Problem details:
Copy each line containing the word "this" from the records that follow, please.

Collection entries
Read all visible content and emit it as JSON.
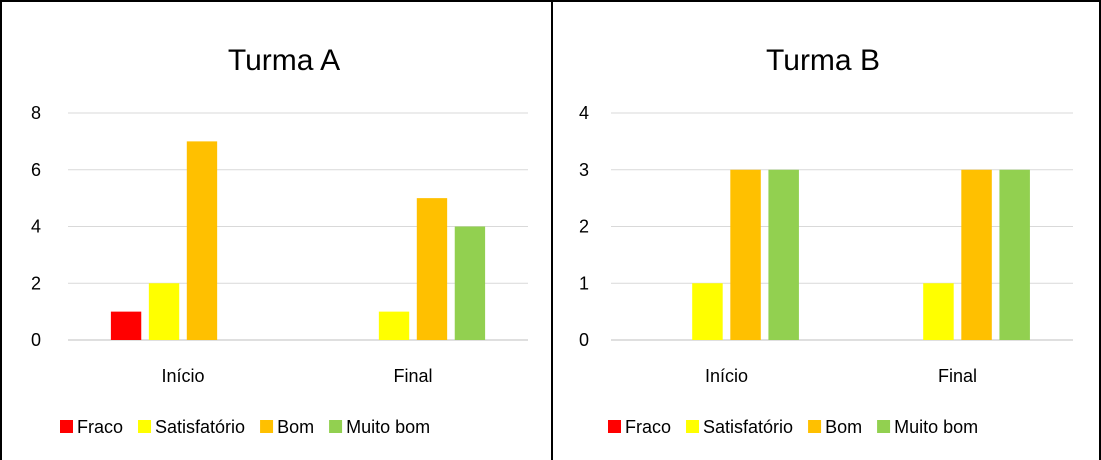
{
  "chart_data": [
    {
      "type": "bar",
      "title": "Turma A",
      "categories": [
        "Início",
        "Final"
      ],
      "series": [
        {
          "name": "Fraco",
          "values": [
            1,
            0
          ],
          "color": "#ff0000"
        },
        {
          "name": "Satisfatório",
          "values": [
            2,
            1
          ],
          "color": "#ffff00"
        },
        {
          "name": "Bom",
          "values": [
            7,
            5
          ],
          "color": "#ffc000"
        },
        {
          "name": "Muito bom",
          "values": [
            0,
            4
          ],
          "color": "#92d050"
        }
      ],
      "ylim": [
        0,
        8
      ],
      "yticks": [
        0,
        2,
        4,
        6,
        8
      ],
      "grid": true,
      "legend": "bottom"
    },
    {
      "type": "bar",
      "title": "Turma B",
      "categories": [
        "Início",
        "Final"
      ],
      "series": [
        {
          "name": "Fraco",
          "values": [
            0,
            0
          ],
          "color": "#ff0000"
        },
        {
          "name": "Satisfatório",
          "values": [
            1,
            1
          ],
          "color": "#ffff00"
        },
        {
          "name": "Bom",
          "values": [
            3,
            3
          ],
          "color": "#ffc000"
        },
        {
          "name": "Muito bom",
          "values": [
            3,
            3
          ],
          "color": "#92d050"
        }
      ],
      "ylim": [
        0,
        4
      ],
      "yticks": [
        0,
        1,
        2,
        3,
        4
      ],
      "grid": true,
      "legend": "bottom"
    }
  ]
}
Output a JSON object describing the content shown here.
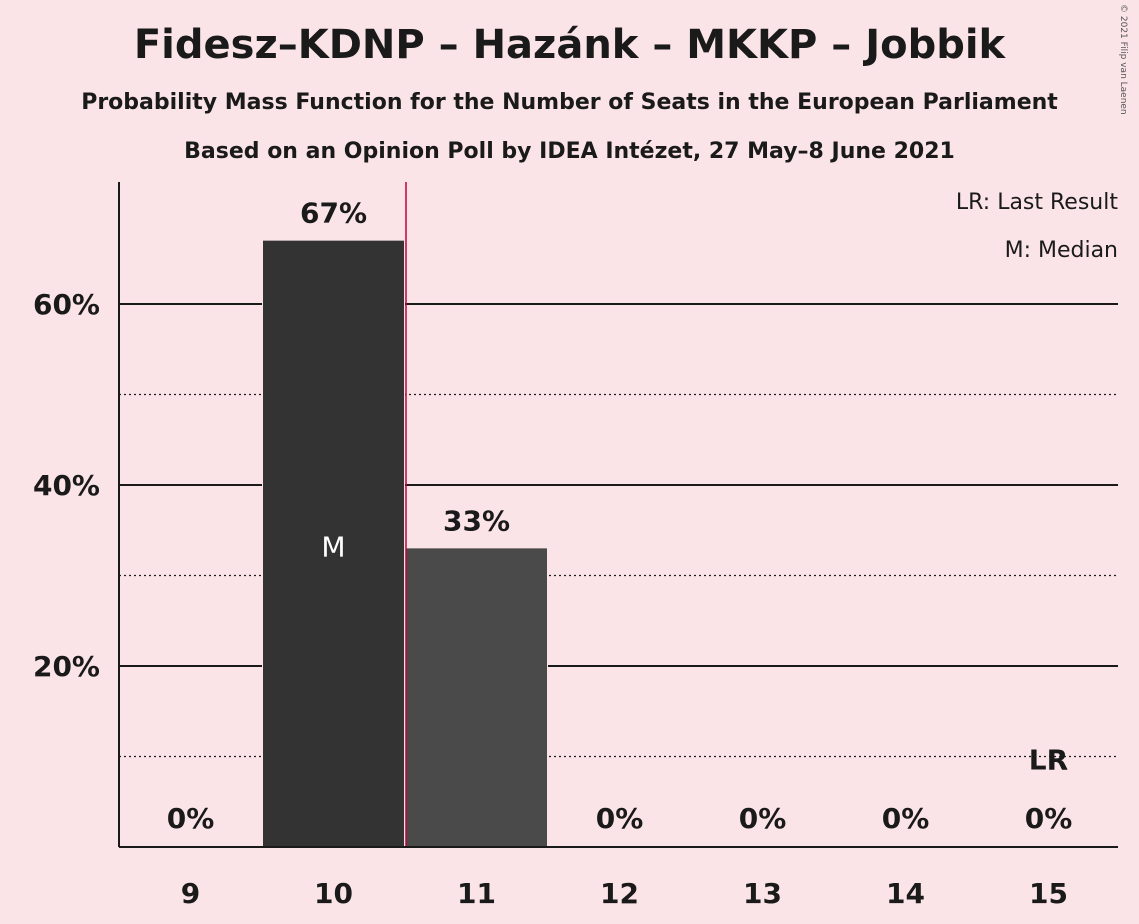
{
  "title": "Fidesz–KDNP – Hazánk – MKKP – Jobbik",
  "subtitle": "Probability Mass Function for the Number of Seats in the European Parliament",
  "subtitle2": "Based on an Opinion Poll by IDEA Intézet, 27 May–8 June 2021",
  "copyright": "© 2021 Filip van Laenen",
  "legend": {
    "last_result": "LR: Last Result",
    "median": "M: Median"
  },
  "chart_data": {
    "type": "bar",
    "categories": [
      "9",
      "10",
      "11",
      "12",
      "13",
      "14",
      "15"
    ],
    "values": [
      0,
      67,
      33,
      0,
      0,
      0,
      0
    ],
    "value_labels": [
      "0%",
      "67%",
      "33%",
      "0%",
      "0%",
      "0%",
      "0%"
    ],
    "ylim": [
      0,
      73
    ],
    "yticks": [
      {
        "value": 20,
        "label": "20%"
      },
      {
        "value": 40,
        "label": "40%"
      },
      {
        "value": 60,
        "label": "60%"
      }
    ],
    "minor_gridlines": [
      10,
      30,
      50
    ],
    "median_category": "10",
    "median_marker": "M",
    "last_result_category": "15",
    "last_result_marker": "LR",
    "majority_line_after": "10",
    "colors": {
      "bar_median": "#333333",
      "bar_other": "#4a4a4a",
      "majority_line": "#c0003a",
      "background": "#fbe4e8"
    }
  }
}
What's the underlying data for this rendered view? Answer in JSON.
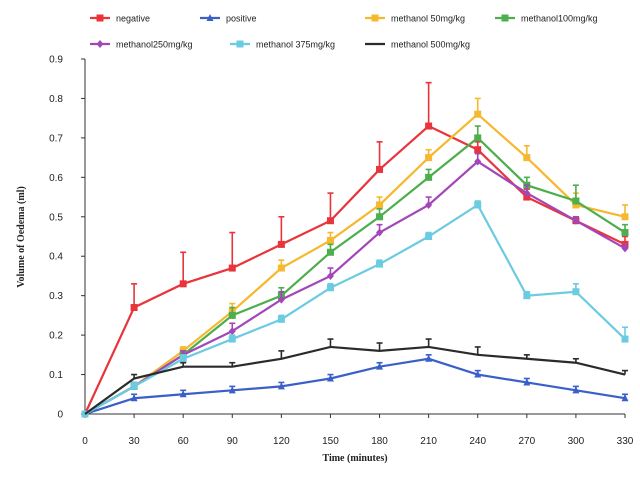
{
  "chart_data": {
    "type": "line",
    "xlabel": "Time (minutes)",
    "ylabel": "Volume of Oedema (ml)",
    "x": [
      0,
      30,
      60,
      90,
      120,
      150,
      180,
      210,
      240,
      270,
      300,
      330
    ],
    "xlim": [
      0,
      330
    ],
    "ylim": [
      0,
      0.9
    ],
    "yticks": [
      "0",
      "0.1",
      "0.2",
      "0.3",
      "0.4",
      "0.5",
      "0.6",
      "0.7",
      "0.8",
      "0.9"
    ],
    "grid": false,
    "legend_position": "top",
    "series": [
      {
        "name": "negative",
        "color": "#e8343a",
        "marker": "square",
        "values": [
          0,
          0.27,
          0.33,
          0.37,
          0.43,
          0.49,
          0.62,
          0.73,
          0.67,
          0.55,
          0.49,
          0.43
        ],
        "errors": [
          0,
          0.06,
          0.08,
          0.09,
          0.07,
          0.07,
          0.07,
          0.11,
          0.02,
          0.02,
          0.01,
          0.02
        ]
      },
      {
        "name": "positive",
        "color": "#3a5fc8",
        "marker": "triangle",
        "values": [
          0,
          0.04,
          0.05,
          0.06,
          0.07,
          0.09,
          0.12,
          0.14,
          0.1,
          0.08,
          0.06,
          0.04
        ],
        "errors": [
          0,
          0.01,
          0.01,
          0.01,
          0.01,
          0.01,
          0.01,
          0.01,
          0.01,
          0.01,
          0.01,
          0.01
        ]
      },
      {
        "name": "methanol 50mg/kg",
        "color": "#f5b82e",
        "marker": "square",
        "values": [
          0,
          0.07,
          0.16,
          0.26,
          0.37,
          0.44,
          0.53,
          0.65,
          0.76,
          0.65,
          0.53,
          0.5
        ],
        "errors": [
          0,
          0.01,
          0.01,
          0.02,
          0.02,
          0.02,
          0.02,
          0.02,
          0.04,
          0.03,
          0.03,
          0.03
        ]
      },
      {
        "name": "methanol100mg/kg",
        "color": "#4cae4c",
        "marker": "square",
        "values": [
          0,
          0.07,
          0.15,
          0.25,
          0.3,
          0.41,
          0.5,
          0.6,
          0.7,
          0.58,
          0.54,
          0.46
        ],
        "errors": [
          0,
          0.01,
          0.01,
          0.02,
          0.02,
          0.02,
          0.02,
          0.02,
          0.03,
          0.02,
          0.04,
          0.02
        ]
      },
      {
        "name": "methanol250mg/kg",
        "color": "#a347b8",
        "marker": "diamond",
        "values": [
          0,
          0.07,
          0.15,
          0.21,
          0.29,
          0.35,
          0.46,
          0.53,
          0.64,
          0.56,
          0.49,
          0.42
        ],
        "errors": [
          0,
          0.01,
          0.01,
          0.02,
          0.02,
          0.02,
          0.02,
          0.02,
          0.02,
          0.02,
          0.01,
          0.01
        ]
      },
      {
        "name": "methanol 375mg/kg",
        "color": "#6bcbe0",
        "marker": "square",
        "values": [
          0,
          0.07,
          0.14,
          0.19,
          0.24,
          0.32,
          0.38,
          0.45,
          0.53,
          0.3,
          0.31,
          0.19
        ],
        "errors": [
          0,
          0.01,
          0.01,
          0.01,
          0.01,
          0.01,
          0.01,
          0.01,
          0.01,
          0.01,
          0.02,
          0.03
        ]
      },
      {
        "name": "methanol 500mg/kg",
        "color": "#2b2b2b",
        "marker": "none",
        "values": [
          0,
          0.09,
          0.12,
          0.12,
          0.14,
          0.17,
          0.16,
          0.17,
          0.15,
          0.14,
          0.13,
          0.1
        ],
        "errors": [
          0,
          0.01,
          0.01,
          0.01,
          0.02,
          0.02,
          0.02,
          0.02,
          0.02,
          0.01,
          0.01,
          0.01
        ]
      }
    ]
  }
}
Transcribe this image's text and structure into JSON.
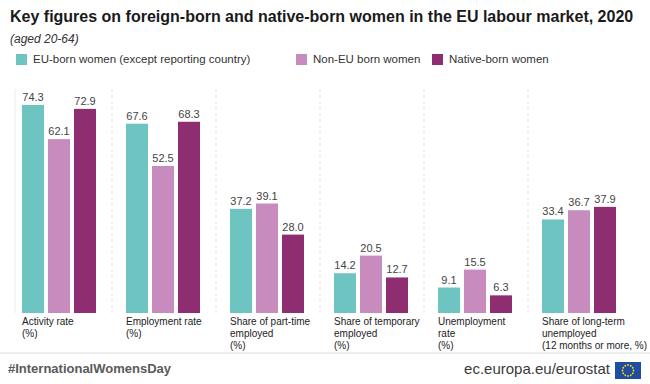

Full output:
What's the underlying data for this rendered view? Answer in JSON.
Transcribe this image's text and structure into JSON.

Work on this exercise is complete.